— START —
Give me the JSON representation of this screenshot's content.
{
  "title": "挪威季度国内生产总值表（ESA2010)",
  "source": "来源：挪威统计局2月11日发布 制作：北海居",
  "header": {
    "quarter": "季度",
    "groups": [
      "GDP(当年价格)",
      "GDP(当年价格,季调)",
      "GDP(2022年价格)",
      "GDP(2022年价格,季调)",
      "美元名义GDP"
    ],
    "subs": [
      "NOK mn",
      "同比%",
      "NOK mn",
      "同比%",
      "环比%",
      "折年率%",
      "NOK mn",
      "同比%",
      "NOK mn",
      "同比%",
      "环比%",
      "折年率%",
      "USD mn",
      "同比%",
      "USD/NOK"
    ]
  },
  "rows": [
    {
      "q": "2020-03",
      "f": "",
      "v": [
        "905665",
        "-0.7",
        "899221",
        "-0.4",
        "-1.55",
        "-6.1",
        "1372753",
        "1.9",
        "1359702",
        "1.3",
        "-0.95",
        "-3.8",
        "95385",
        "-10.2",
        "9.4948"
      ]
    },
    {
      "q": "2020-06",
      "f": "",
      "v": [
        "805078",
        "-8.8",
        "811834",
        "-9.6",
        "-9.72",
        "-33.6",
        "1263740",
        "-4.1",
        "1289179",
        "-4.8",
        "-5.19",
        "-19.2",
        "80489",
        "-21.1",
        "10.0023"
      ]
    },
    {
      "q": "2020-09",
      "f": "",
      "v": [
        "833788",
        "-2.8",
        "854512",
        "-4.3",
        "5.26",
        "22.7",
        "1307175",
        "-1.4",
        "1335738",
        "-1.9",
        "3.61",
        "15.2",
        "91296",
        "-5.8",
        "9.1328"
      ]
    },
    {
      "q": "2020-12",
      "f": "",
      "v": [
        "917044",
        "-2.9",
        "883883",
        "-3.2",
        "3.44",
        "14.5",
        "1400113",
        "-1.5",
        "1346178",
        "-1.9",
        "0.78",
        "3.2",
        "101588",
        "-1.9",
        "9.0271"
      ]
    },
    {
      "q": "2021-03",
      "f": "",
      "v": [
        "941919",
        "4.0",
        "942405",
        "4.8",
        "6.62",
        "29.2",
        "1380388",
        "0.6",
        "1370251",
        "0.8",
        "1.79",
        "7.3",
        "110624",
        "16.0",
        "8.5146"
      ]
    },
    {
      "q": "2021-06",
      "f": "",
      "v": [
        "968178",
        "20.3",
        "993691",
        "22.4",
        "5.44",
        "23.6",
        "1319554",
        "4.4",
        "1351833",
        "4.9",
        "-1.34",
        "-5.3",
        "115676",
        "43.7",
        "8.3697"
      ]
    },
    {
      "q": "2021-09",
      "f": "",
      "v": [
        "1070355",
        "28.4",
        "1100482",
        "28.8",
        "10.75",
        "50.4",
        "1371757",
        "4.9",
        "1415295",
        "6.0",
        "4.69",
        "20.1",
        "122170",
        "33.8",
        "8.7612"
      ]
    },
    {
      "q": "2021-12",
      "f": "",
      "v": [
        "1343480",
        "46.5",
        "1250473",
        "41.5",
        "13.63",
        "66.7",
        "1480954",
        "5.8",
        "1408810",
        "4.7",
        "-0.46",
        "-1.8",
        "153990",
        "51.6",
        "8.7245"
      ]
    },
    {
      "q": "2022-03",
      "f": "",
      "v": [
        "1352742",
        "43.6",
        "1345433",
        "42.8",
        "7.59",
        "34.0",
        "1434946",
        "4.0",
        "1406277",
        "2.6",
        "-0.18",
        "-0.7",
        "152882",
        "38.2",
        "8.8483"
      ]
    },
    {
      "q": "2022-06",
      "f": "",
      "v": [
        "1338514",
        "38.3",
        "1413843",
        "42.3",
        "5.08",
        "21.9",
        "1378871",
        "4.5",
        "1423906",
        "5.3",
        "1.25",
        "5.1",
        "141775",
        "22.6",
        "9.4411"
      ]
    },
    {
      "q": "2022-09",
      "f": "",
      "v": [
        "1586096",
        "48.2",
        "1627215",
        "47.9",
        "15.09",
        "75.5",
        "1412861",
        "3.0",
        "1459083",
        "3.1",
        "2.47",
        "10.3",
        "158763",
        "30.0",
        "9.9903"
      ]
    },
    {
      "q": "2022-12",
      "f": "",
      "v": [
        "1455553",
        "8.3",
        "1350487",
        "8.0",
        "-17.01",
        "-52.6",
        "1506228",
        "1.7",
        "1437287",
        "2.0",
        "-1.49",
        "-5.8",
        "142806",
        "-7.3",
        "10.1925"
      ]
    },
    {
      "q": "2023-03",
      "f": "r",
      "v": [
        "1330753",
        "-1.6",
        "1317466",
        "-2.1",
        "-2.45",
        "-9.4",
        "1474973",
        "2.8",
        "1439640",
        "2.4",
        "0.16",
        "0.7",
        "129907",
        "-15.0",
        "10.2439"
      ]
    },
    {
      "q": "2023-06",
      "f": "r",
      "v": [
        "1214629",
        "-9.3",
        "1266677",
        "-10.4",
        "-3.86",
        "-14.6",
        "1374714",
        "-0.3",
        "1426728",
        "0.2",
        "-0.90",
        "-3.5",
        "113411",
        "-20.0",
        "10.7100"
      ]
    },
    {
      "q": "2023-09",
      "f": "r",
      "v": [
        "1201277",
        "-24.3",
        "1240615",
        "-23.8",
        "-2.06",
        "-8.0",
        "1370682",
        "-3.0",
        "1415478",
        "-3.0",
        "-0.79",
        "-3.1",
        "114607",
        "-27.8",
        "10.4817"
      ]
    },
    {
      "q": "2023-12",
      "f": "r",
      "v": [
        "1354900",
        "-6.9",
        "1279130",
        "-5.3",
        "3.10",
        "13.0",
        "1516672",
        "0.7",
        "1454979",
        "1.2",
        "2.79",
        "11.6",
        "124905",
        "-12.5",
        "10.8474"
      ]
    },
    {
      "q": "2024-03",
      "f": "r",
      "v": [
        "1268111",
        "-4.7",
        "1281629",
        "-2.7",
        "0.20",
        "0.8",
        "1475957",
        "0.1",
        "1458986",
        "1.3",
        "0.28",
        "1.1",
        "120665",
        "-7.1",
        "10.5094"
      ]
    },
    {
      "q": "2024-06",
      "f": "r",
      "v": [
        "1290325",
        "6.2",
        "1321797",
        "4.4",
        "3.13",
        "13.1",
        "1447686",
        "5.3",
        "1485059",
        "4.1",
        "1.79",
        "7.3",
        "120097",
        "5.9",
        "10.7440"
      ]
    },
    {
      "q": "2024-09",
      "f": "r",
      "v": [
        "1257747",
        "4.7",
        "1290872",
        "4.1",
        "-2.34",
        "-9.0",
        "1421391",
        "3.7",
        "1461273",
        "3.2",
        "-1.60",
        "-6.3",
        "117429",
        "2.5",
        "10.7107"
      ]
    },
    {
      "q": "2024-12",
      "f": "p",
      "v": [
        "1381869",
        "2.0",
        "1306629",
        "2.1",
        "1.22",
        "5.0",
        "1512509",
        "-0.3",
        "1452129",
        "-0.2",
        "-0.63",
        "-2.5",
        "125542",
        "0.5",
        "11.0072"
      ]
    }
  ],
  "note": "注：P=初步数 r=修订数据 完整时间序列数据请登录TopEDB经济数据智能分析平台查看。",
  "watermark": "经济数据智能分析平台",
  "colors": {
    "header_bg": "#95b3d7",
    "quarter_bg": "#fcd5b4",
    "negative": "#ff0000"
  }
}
— END —
Would you reproduce the material above in full, exactly as given?

Give me the JSON representation of this screenshot's content.
{
  "title": "挪威季度国内生产总值表（ESA2010)",
  "source": "来源：挪威统计局2月11日发布 制作：北海居",
  "header": {
    "quarter": "季度",
    "groups": [
      "GDP(当年价格)",
      "GDP(当年价格,季调)",
      "GDP(2022年价格)",
      "GDP(2022年价格,季调)",
      "美元名义GDP"
    ],
    "subs": [
      "NOK mn",
      "同比%",
      "NOK mn",
      "同比%",
      "环比%",
      "折年率%",
      "NOK mn",
      "同比%",
      "NOK mn",
      "同比%",
      "环比%",
      "折年率%",
      "USD mn",
      "同比%",
      "USD/NOK"
    ]
  },
  "rows": [
    {
      "q": "2020-03",
      "f": "",
      "v": [
        "905665",
        "-0.7",
        "899221",
        "-0.4",
        "-1.55",
        "-6.1",
        "1372753",
        "1.9",
        "1359702",
        "1.3",
        "-0.95",
        "-3.8",
        "95385",
        "-10.2",
        "9.4948"
      ]
    },
    {
      "q": "2020-06",
      "f": "",
      "v": [
        "805078",
        "-8.8",
        "811834",
        "-9.6",
        "-9.72",
        "-33.6",
        "1263740",
        "-4.1",
        "1289179",
        "-4.8",
        "-5.19",
        "-19.2",
        "80489",
        "-21.1",
        "10.0023"
      ]
    },
    {
      "q": "2020-09",
      "f": "",
      "v": [
        "833788",
        "-2.8",
        "854512",
        "-4.3",
        "5.26",
        "22.7",
        "1307175",
        "-1.4",
        "1335738",
        "-1.9",
        "3.61",
        "15.2",
        "91296",
        "-5.8",
        "9.1328"
      ]
    },
    {
      "q": "2020-12",
      "f": "",
      "v": [
        "917044",
        "-2.9",
        "883883",
        "-3.2",
        "3.44",
        "14.5",
        "1400113",
        "-1.5",
        "1346178",
        "-1.9",
        "0.78",
        "3.2",
        "101588",
        "-1.9",
        "9.0271"
      ]
    },
    {
      "q": "2021-03",
      "f": "",
      "v": [
        "941919",
        "4.0",
        "942405",
        "4.8",
        "6.62",
        "29.2",
        "1380388",
        "0.6",
        "1370251",
        "0.8",
        "1.79",
        "7.3",
        "110624",
        "16.0",
        "8.5146"
      ]
    },
    {
      "q": "2021-06",
      "f": "",
      "v": [
        "968178",
        "20.3",
        "993691",
        "22.4",
        "5.44",
        "23.6",
        "1319554",
        "4.4",
        "1351833",
        "4.9",
        "-1.34",
        "-5.3",
        "115676",
        "43.7",
        "8.3697"
      ]
    },
    {
      "q": "2021-09",
      "f": "",
      "v": [
        "1070355",
        "28.4",
        "1100482",
        "28.8",
        "10.75",
        "50.4",
        "1371757",
        "4.9",
        "1415295",
        "6.0",
        "4.69",
        "20.1",
        "122170",
        "33.8",
        "8.7612"
      ]
    },
    {
      "q": "2021-12",
      "f": "",
      "v": [
        "1343480",
        "46.5",
        "1250473",
        "41.5",
        "13.63",
        "66.7",
        "1480954",
        "5.8",
        "1408810",
        "4.7",
        "-0.46",
        "-1.8",
        "153990",
        "51.6",
        "8.7245"
      ]
    },
    {
      "q": "2022-03",
      "f": "",
      "v": [
        "1352742",
        "43.6",
        "1345433",
        "42.8",
        "7.59",
        "34.0",
        "1434946",
        "4.0",
        "1406277",
        "2.6",
        "-0.18",
        "-0.7",
        "152882",
        "38.2",
        "8.8483"
      ]
    },
    {
      "q": "2022-06",
      "f": "",
      "v": [
        "1338514",
        "38.3",
        "1413843",
        "42.3",
        "5.08",
        "21.9",
        "1378871",
        "4.5",
        "1423906",
        "5.3",
        "1.25",
        "5.1",
        "141775",
        "22.6",
        "9.4411"
      ]
    },
    {
      "q": "2022-09",
      "f": "",
      "v": [
        "1586096",
        "48.2",
        "1627215",
        "47.9",
        "15.09",
        "75.5",
        "1412861",
        "3.0",
        "1459083",
        "3.1",
        "2.47",
        "10.3",
        "158763",
        "30.0",
        "9.9903"
      ]
    },
    {
      "q": "2022-12",
      "f": "",
      "v": [
        "1455553",
        "8.3",
        "1350487",
        "8.0",
        "-17.01",
        "-52.6",
        "1506228",
        "1.7",
        "1437287",
        "2.0",
        "-1.49",
        "-5.8",
        "142806",
        "-7.3",
        "10.1925"
      ]
    },
    {
      "q": "2023-03",
      "f": "r",
      "v": [
        "1330753",
        "-1.6",
        "1317466",
        "-2.1",
        "-2.45",
        "-9.4",
        "1474973",
        "2.8",
        "1439640",
        "2.4",
        "0.16",
        "0.7",
        "129907",
        "-15.0",
        "10.2439"
      ]
    },
    {
      "q": "2023-06",
      "f": "r",
      "v": [
        "1214629",
        "-9.3",
        "1266677",
        "-10.4",
        "-3.86",
        "-14.6",
        "1374714",
        "-0.3",
        "1426728",
        "0.2",
        "-0.90",
        "-3.5",
        "113411",
        "-20.0",
        "10.7100"
      ]
    },
    {
      "q": "2023-09",
      "f": "r",
      "v": [
        "1201277",
        "-24.3",
        "1240615",
        "-23.8",
        "-2.06",
        "-8.0",
        "1370682",
        "-3.0",
        "1415478",
        "-3.0",
        "-0.79",
        "-3.1",
        "114607",
        "-27.8",
        "10.4817"
      ]
    },
    {
      "q": "2023-12",
      "f": "r",
      "v": [
        "1354900",
        "-6.9",
        "1279130",
        "-5.3",
        "3.10",
        "13.0",
        "1516672",
        "0.7",
        "1454979",
        "1.2",
        "2.79",
        "11.6",
        "124905",
        "-12.5",
        "10.8474"
      ]
    },
    {
      "q": "2024-03",
      "f": "r",
      "v": [
        "1268111",
        "-4.7",
        "1281629",
        "-2.7",
        "0.20",
        "0.8",
        "1475957",
        "0.1",
        "1458986",
        "1.3",
        "0.28",
        "1.1",
        "120665",
        "-7.1",
        "10.5094"
      ]
    },
    {
      "q": "2024-06",
      "f": "r",
      "v": [
        "1290325",
        "6.2",
        "1321797",
        "4.4",
        "3.13",
        "13.1",
        "1447686",
        "5.3",
        "1485059",
        "4.1",
        "1.79",
        "7.3",
        "120097",
        "5.9",
        "10.7440"
      ]
    },
    {
      "q": "2024-09",
      "f": "r",
      "v": [
        "1257747",
        "4.7",
        "1290872",
        "4.1",
        "-2.34",
        "-9.0",
        "1421391",
        "3.7",
        "1461273",
        "3.2",
        "-1.60",
        "-6.3",
        "117429",
        "2.5",
        "10.7107"
      ]
    },
    {
      "q": "2024-12",
      "f": "p",
      "v": [
        "1381869",
        "2.0",
        "1306629",
        "2.1",
        "1.22",
        "5.0",
        "1512509",
        "-0.3",
        "1452129",
        "-0.2",
        "-0.63",
        "-2.5",
        "125542",
        "0.5",
        "11.0072"
      ]
    }
  ],
  "note": "注：P=初步数 r=修订数据 完整时间序列数据请登录TopEDB经济数据智能分析平台查看。",
  "watermark": "经济数据智能分析平台",
  "colors": {
    "header_bg": "#95b3d7",
    "quarter_bg": "#fcd5b4",
    "negative": "#ff0000"
  }
}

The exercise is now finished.